■ Exercise brief ■
Look below. Copy each line that has "title" in it.

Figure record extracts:
______________________________
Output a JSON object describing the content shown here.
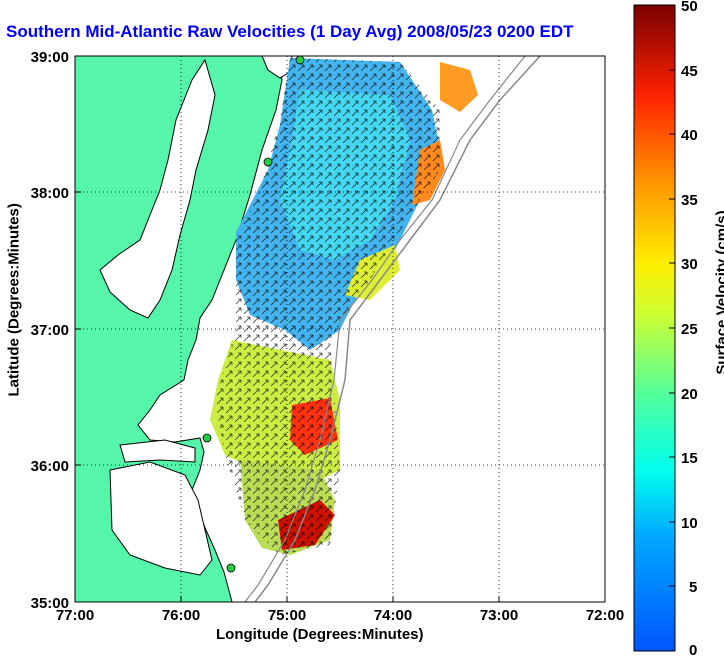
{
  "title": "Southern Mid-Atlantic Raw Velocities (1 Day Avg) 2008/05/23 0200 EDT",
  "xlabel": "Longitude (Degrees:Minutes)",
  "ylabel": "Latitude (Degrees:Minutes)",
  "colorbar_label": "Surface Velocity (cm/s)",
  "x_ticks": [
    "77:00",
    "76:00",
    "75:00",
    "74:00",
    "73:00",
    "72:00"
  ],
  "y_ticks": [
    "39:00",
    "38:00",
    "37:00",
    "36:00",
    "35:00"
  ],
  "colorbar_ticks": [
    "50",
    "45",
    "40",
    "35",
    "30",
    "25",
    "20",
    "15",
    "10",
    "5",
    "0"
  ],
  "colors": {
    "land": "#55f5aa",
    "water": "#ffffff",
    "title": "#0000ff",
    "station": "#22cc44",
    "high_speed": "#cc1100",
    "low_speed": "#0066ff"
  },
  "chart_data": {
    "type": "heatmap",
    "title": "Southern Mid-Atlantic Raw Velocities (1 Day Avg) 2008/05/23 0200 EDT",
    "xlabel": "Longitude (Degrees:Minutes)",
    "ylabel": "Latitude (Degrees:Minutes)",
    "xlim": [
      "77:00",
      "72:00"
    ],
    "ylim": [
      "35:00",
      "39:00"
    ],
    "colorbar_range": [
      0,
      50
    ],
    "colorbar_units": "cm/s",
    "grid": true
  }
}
______________________________
■ Written solution ■
  "title": "Southern Mid-Atlantic Raw Velocities (1 Day Avg) 2008/05/23 0200 EDT",
    "title": "#0000ff",
    "title": "Southern Mid-Atlantic Raw Velocities (1 Day Avg) 2008/05/23 0200 EDT",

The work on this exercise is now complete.